**Data supplied:**

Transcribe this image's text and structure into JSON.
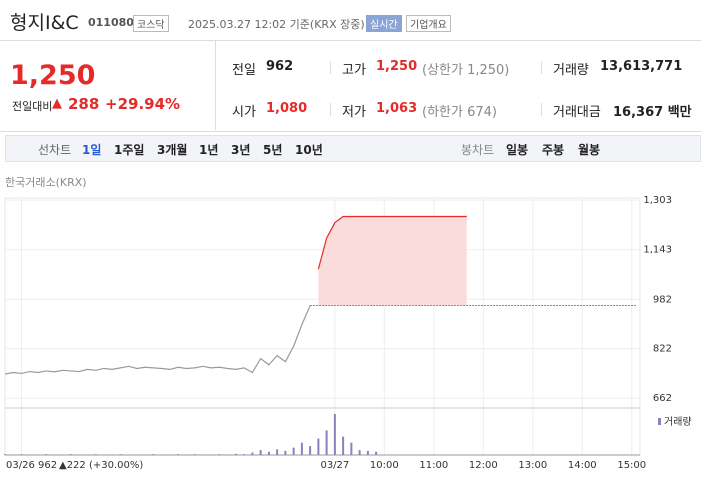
{
  "header": {
    "name": "형지I&C",
    "code": "011080",
    "market": "코스닥",
    "timestamp": "2025.03.27 12:02 기준(KRX 장중)",
    "realtime": "실시간",
    "company_info": "기업개요"
  },
  "price": {
    "current": "1,250",
    "change_label": "전일대비",
    "change": "288",
    "change_pct": "+29.94%"
  },
  "stats": [
    {
      "label": "전일",
      "value": "962"
    },
    {
      "label": "고가",
      "value": "1,250",
      "note": "(상한가 1,250)"
    },
    {
      "label": "거래량",
      "value": "13,613,771"
    },
    {
      "label": "시가",
      "value": "1,080"
    },
    {
      "label": "저가",
      "value": "1,063",
      "note": "(하한가 674)"
    },
    {
      "label": "거래대금",
      "value": "16,367 백만"
    }
  ],
  "tabs": {
    "line_label": "선차트",
    "line_periods": [
      "1일",
      "1주일",
      "3개월",
      "1년",
      "3년",
      "5년",
      "10년"
    ],
    "candle_label": "봉차트",
    "candle_periods": [
      "일봉",
      "주봉",
      "월봉"
    ]
  },
  "chart_data": {
    "type": "line",
    "source": "한국거래소(KRX)",
    "x": [
      0,
      1,
      2,
      3,
      4,
      5,
      6,
      7,
      8,
      9,
      10,
      11,
      12,
      13,
      14,
      15,
      16,
      17,
      18,
      19,
      20,
      21,
      22,
      23,
      24,
      25,
      26,
      27,
      28,
      29,
      30,
      31,
      32,
      33,
      34,
      35,
      36,
      37,
      38,
      39,
      40,
      41,
      42,
      43,
      44,
      45,
      46,
      47,
      48,
      49,
      50,
      51,
      52,
      53,
      54,
      55,
      56
    ],
    "series": [
      {
        "color": "#9a9a9a",
        "values": [
          740,
          745,
          742,
          748,
          745,
          750,
          747,
          752,
          750,
          748,
          755,
          752,
          758,
          755,
          760,
          765,
          758,
          762,
          760,
          758,
          755,
          762,
          758,
          760,
          765,
          760,
          762,
          758,
          755,
          760,
          745,
          790,
          770,
          800,
          780,
          830,
          900,
          962,
          null,
          null,
          null,
          null,
          null,
          null,
          null,
          null,
          null,
          null,
          null,
          null,
          null,
          null,
          null,
          null,
          null,
          null,
          null
        ]
      },
      {
        "color": "#e52a2a",
        "values": [
          null,
          null,
          null,
          null,
          null,
          null,
          null,
          null,
          null,
          null,
          null,
          null,
          null,
          null,
          null,
          null,
          null,
          null,
          null,
          null,
          null,
          null,
          null,
          null,
          null,
          null,
          null,
          null,
          null,
          null,
          null,
          null,
          null,
          null,
          null,
          null,
          null,
          null,
          1080,
          1180,
          1230,
          1250,
          1250,
          1250,
          1250,
          1250,
          1250,
          1250,
          1250,
          1250,
          1250,
          1250,
          1250,
          1250,
          1250,
          1250,
          1250
        ]
      }
    ],
    "reference": 962,
    "area_color": "#fbdcdc",
    "xlim": [
      0,
      77
    ],
    "xticks": [
      {
        "value": 2,
        "label": "03/26"
      },
      {
        "value": 40,
        "label": "03/27"
      },
      {
        "value": 46,
        "label": "10:00"
      },
      {
        "value": 52,
        "label": "11:00"
      },
      {
        "value": 58,
        "label": "12:00"
      },
      {
        "value": 64,
        "label": "13:00"
      },
      {
        "value": 70,
        "label": "14:00"
      },
      {
        "value": 76,
        "label": "15:00"
      }
    ],
    "ylim": [
      630,
      1310
    ],
    "yticks": [
      662,
      822,
      982,
      {
        "value": 1143,
        "label": "1,143"
      },
      {
        "value": 1303,
        "label": "1,303"
      }
    ],
    "grid": true,
    "volume": {
      "label": "거래량",
      "color": "#8f7fbf",
      "ylim": [
        0,
        100
      ],
      "values": [
        2,
        1,
        2,
        1,
        1,
        2,
        1,
        1,
        2,
        1,
        1,
        2,
        1,
        1,
        2,
        1,
        1,
        1,
        2,
        1,
        1,
        2,
        1,
        2,
        1,
        1,
        2,
        1,
        3,
        2,
        6,
        12,
        8,
        14,
        10,
        18,
        30,
        22,
        40,
        60,
        100,
        45,
        30,
        12,
        10,
        8,
        null,
        null,
        null,
        null,
        null,
        null,
        null,
        null,
        null,
        null,
        null
      ]
    },
    "footer": {
      "date": "03/26",
      "close": "962",
      "change": "▲222 (+30.00%)"
    }
  }
}
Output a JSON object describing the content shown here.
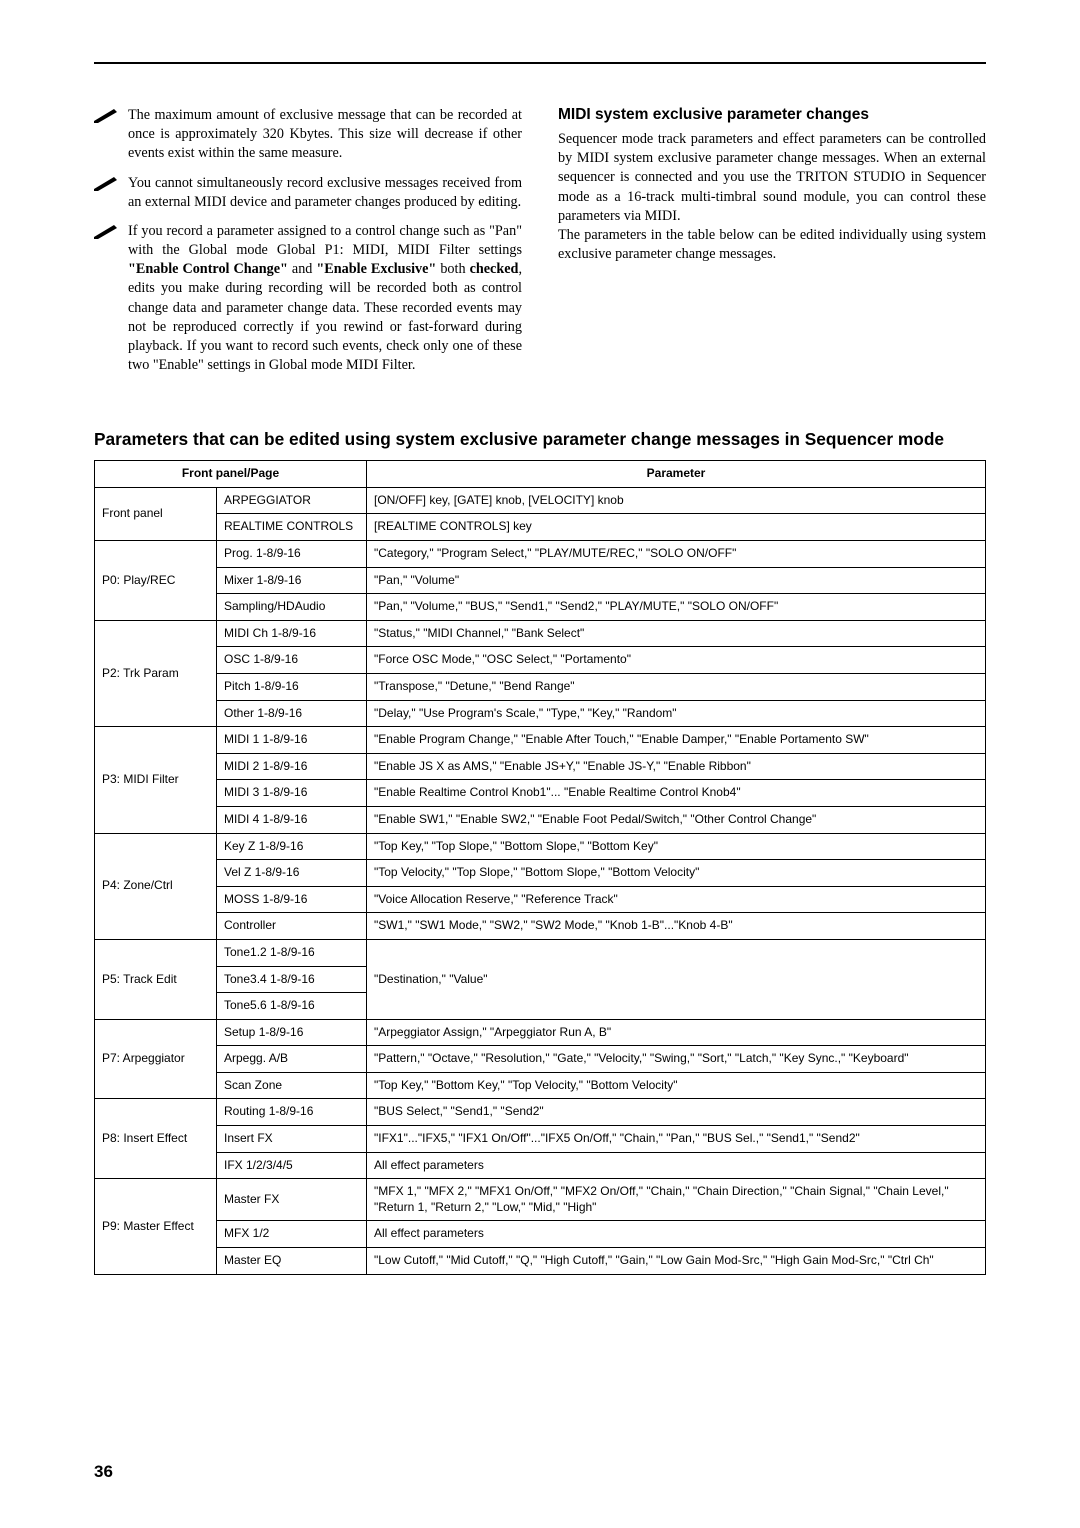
{
  "notes": [
    "The maximum amount of exclusive message that can be recorded at once is approximately 320 Kbytes. This size will decrease if other events exist within the same measure.",
    "You cannot simultaneously record exclusive messages received from an external MIDI device and parameter changes produced by editing.",
    "If you record a parameter assigned to a control change such as \"Pan\" with the Global mode Global P1: MIDI, MIDI Filter settings <b>\"Enable Control Change\"</b> and <b>\"Enable Exclusive\"</b> both <b>checked</b>, edits you make during recording will be recorded both as control change data and parameter change data. These recorded events may not be reproduced correctly if you rewind or fast-forward during playback. If you want to record such events, check only one of these two \"Enable\" settings in Global mode MIDI Filter."
  ],
  "right": {
    "heading": "MIDI system exclusive parameter changes",
    "body": "Sequencer mode track parameters and effect parameters can be controlled by MIDI system exclusive parameter change messages. When an external sequencer is connected and you use the TRITON STUDIO in Sequencer mode as a 16-track multi-timbral sound module, you can control these parameters via MIDI.",
    "body2": "The parameters in the table below can be edited individually using system exclusive parameter change messages."
  },
  "table_heading": "Parameters that can be edited using system exclusive parameter change messages in Sequencer mode",
  "table": {
    "header": [
      "Front panel/Page",
      "Parameter"
    ],
    "groups": [
      {
        "label": "Front panel",
        "rows": [
          [
            "ARPEGGIATOR",
            "[ON/OFF] key, [GATE] knob, [VELOCITY] knob"
          ],
          [
            "REALTIME CONTROLS",
            "[REALTIME CONTROLS] key"
          ]
        ]
      },
      {
        "label": "P0: Play/REC",
        "rows": [
          [
            "Prog. 1-8/9-16",
            "\"Category,\" \"Program Select,\" \"PLAY/MUTE/REC,\" \"SOLO ON/OFF\""
          ],
          [
            "Mixer 1-8/9-16",
            "\"Pan,\" \"Volume\""
          ],
          [
            "Sampling/HDAudio",
            "\"Pan,\" \"Volume,\" \"BUS,\" \"Send1,\" \"Send2,\" \"PLAY/MUTE,\" \"SOLO ON/OFF\""
          ]
        ]
      },
      {
        "label": "P2: Trk Param",
        "rows": [
          [
            "MIDI Ch 1-8/9-16",
            "\"Status,\" \"MIDI Channel,\" \"Bank Select\""
          ],
          [
            "OSC 1-8/9-16",
            "\"Force OSC Mode,\" \"OSC Select,\" \"Portamento\""
          ],
          [
            "Pitch 1-8/9-16",
            "\"Transpose,\" \"Detune,\" \"Bend Range\""
          ],
          [
            "Other 1-8/9-16",
            "\"Delay,\" \"Use Program's Scale,\" \"Type,\" \"Key,\" \"Random\""
          ]
        ]
      },
      {
        "label": "P3: MIDI Filter",
        "rows": [
          [
            "MIDI 1 1-8/9-16",
            "\"Enable Program Change,\" \"Enable After Touch,\" \"Enable Damper,\" \"Enable Portamento SW\""
          ],
          [
            "MIDI 2 1-8/9-16",
            "\"Enable JS X as AMS,\" \"Enable JS+Y,\" \"Enable JS-Y,\" \"Enable Ribbon\""
          ],
          [
            "MIDI 3 1-8/9-16",
            "\"Enable Realtime Control Knob1\"... \"Enable Realtime Control Knob4\""
          ],
          [
            "MIDI 4 1-8/9-16",
            "\"Enable SW1,\" \"Enable SW2,\" \"Enable Foot Pedal/Switch,\" \"Other Control Change\""
          ]
        ]
      },
      {
        "label": "P4: Zone/Ctrl",
        "rows": [
          [
            "Key Z 1-8/9-16",
            "\"Top Key,\" \"Top Slope,\" \"Bottom Slope,\" \"Bottom Key\""
          ],
          [
            "Vel Z 1-8/9-16",
            "\"Top Velocity,\" \"Top Slope,\" \"Bottom Slope,\" \"Bottom Velocity\""
          ],
          [
            "MOSS 1-8/9-16",
            "\"Voice Allocation Reserve,\" \"Reference Track\""
          ],
          [
            "Controller",
            "\"SW1,\" \"SW1 Mode,\" \"SW2,\" \"SW2 Mode,\" \"Knob 1-B\"...\"Knob 4-B\""
          ]
        ]
      },
      {
        "label": "P5: Track Edit",
        "merged_param": "\"Destination,\" \"Value\"",
        "rows": [
          [
            "Tone1.2 1-8/9-16"
          ],
          [
            "Tone3.4 1-8/9-16"
          ],
          [
            "Tone5.6 1-8/9-16"
          ]
        ]
      },
      {
        "label": "P7: Arpeggiator",
        "rows": [
          [
            "Setup 1-8/9-16",
            "\"Arpeggiator Assign,\" \"Arpeggiator Run A, B\""
          ],
          [
            "Arpegg. A/B",
            "\"Pattern,\" \"Octave,\" \"Resolution,\" \"Gate,\" \"Velocity,\" \"Swing,\" \"Sort,\" \"Latch,\" \"Key Sync.,\" \"Keyboard\""
          ],
          [
            "Scan Zone",
            "\"Top Key,\" \"Bottom Key,\" \"Top Velocity,\" \"Bottom Velocity\""
          ]
        ]
      },
      {
        "label": "P8: Insert Effect",
        "rows": [
          [
            "Routing 1-8/9-16",
            "\"BUS Select,\" \"Send1,\" \"Send2\""
          ],
          [
            "Insert FX",
            "\"IFX1\"...\"IFX5,\" \"IFX1 On/Off\"...\"IFX5 On/Off,\" \"Chain,\" \"Pan,\" \"BUS Sel.,\" \"Send1,\" \"Send2\""
          ],
          [
            "IFX 1/2/3/4/5",
            "All effect parameters"
          ]
        ]
      },
      {
        "label": "P9: Master Effect",
        "rows": [
          [
            "Master FX",
            "\"MFX 1,\" \"MFX 2,\" \"MFX1 On/Off,\" \"MFX2 On/Off,\" \"Chain,\" \"Chain Direction,\" \"Chain Signal,\" \"Chain Level,\" \"Return 1, \"Return 2,\" \"Low,\" \"Mid,\" \"High\""
          ],
          [
            "MFX 1/2",
            "All effect parameters"
          ],
          [
            "Master EQ",
            "\"Low Cutoff,\" \"Mid Cutoff,\" \"Q,\" \"High Cutoff,\" \"Gain,\" \"Low Gain Mod-Src,\" \"High Gain Mod-Src,\" \"Ctrl Ch\""
          ]
        ]
      }
    ]
  },
  "page_number": "36"
}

**What you should do:** Leave out every line without the string "Program" and copy the rest.

**Task answer:**
            "\"Category,\" \"Program Select,\" \"PLAY/MUTE/REC,\" \"SOLO ON/OFF\""
            "\"Delay,\" \"Use Program's Scale,\" \"Type,\" \"Key,\" \"Random\""
            "\"Enable Program Change,\" \"Enable After Touch,\" \"Enable Damper,\" \"Enable Portamento SW\""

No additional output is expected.